[Data excerpts]
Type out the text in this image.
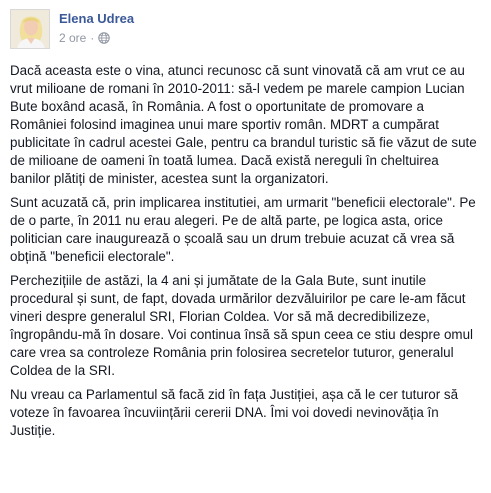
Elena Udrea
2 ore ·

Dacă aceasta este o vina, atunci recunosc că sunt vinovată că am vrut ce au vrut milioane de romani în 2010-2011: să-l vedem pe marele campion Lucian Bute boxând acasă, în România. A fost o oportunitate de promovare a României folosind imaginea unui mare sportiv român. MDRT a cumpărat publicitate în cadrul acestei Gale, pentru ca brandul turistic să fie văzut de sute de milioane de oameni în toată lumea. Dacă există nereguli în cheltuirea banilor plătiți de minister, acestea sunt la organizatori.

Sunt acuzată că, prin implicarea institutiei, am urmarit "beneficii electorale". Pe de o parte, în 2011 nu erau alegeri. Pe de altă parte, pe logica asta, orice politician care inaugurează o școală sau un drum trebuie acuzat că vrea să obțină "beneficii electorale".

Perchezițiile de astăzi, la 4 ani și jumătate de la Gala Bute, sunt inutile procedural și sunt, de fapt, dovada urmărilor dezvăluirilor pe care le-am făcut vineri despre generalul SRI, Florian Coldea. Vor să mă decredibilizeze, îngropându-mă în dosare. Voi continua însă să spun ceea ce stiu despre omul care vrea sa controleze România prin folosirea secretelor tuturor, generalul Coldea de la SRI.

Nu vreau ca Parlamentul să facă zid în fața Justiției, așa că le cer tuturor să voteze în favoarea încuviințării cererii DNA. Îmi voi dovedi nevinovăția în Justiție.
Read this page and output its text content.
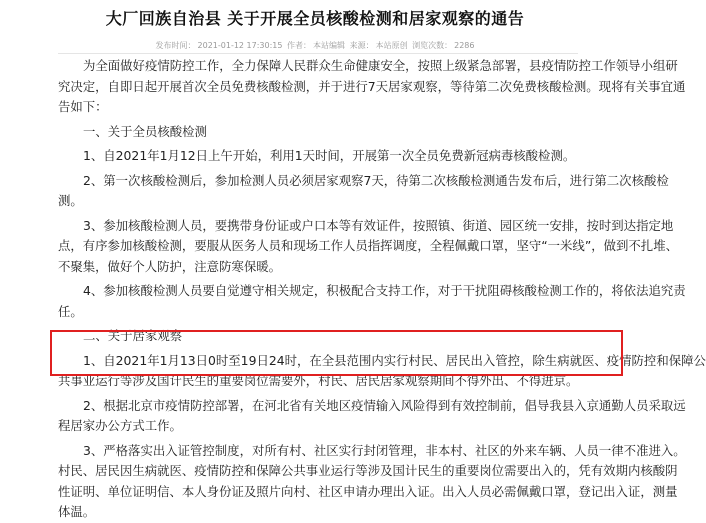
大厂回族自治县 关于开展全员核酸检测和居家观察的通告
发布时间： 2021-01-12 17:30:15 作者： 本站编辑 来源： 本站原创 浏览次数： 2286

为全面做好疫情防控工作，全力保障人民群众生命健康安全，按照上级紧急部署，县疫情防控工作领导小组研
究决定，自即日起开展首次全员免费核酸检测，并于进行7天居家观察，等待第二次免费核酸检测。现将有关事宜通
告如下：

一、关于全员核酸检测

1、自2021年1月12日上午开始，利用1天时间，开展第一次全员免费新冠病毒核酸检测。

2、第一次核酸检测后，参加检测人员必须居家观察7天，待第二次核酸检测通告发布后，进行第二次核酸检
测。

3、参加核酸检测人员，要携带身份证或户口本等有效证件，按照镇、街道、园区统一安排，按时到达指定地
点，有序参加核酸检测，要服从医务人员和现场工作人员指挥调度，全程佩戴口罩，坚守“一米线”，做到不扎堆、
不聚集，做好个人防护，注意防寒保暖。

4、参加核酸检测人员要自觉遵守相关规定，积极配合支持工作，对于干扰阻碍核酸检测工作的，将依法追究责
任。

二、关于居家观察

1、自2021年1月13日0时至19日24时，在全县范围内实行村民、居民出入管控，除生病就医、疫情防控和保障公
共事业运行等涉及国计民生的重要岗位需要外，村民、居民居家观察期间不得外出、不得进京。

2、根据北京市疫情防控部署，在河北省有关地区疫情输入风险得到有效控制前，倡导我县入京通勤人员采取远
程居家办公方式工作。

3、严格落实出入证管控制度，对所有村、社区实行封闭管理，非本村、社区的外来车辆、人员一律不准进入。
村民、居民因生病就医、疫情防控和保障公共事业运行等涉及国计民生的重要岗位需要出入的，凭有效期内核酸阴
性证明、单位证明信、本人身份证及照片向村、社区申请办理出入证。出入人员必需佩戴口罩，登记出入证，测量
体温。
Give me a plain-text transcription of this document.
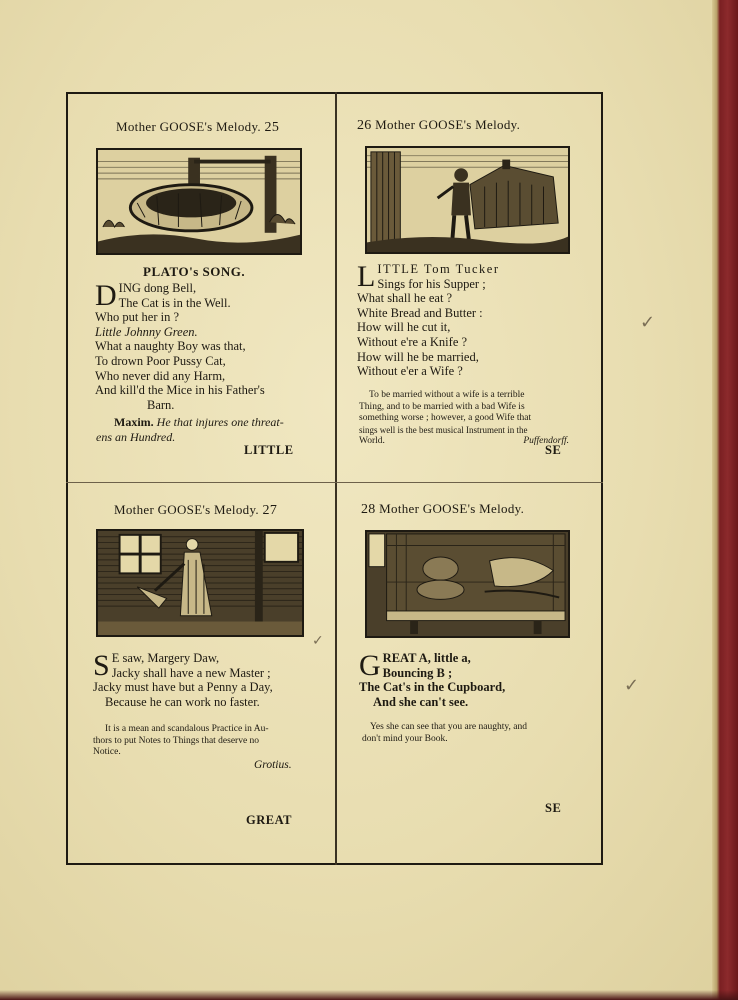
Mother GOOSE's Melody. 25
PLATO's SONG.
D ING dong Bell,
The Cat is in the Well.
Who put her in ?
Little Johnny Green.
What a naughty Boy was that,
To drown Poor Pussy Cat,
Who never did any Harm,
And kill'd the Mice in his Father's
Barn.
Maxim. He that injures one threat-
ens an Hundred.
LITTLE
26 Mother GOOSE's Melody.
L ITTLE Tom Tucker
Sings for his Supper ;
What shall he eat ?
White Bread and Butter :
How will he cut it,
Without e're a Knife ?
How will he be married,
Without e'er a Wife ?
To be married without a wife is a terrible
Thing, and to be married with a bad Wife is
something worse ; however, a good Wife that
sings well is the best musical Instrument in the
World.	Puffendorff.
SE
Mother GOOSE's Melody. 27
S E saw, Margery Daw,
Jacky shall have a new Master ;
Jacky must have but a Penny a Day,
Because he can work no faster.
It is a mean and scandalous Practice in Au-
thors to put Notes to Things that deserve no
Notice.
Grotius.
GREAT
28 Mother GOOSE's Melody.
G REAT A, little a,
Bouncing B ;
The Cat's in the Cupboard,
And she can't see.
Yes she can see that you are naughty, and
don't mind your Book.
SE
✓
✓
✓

◆ **What this task involves**
Return every line above that contains the word "GOOSE".

◆ **Full output**
Mother GOOSE's Melody. 25
26 Mother GOOSE's Melody.
Mother GOOSE's Melody. 27
28 Mother GOOSE's Melody.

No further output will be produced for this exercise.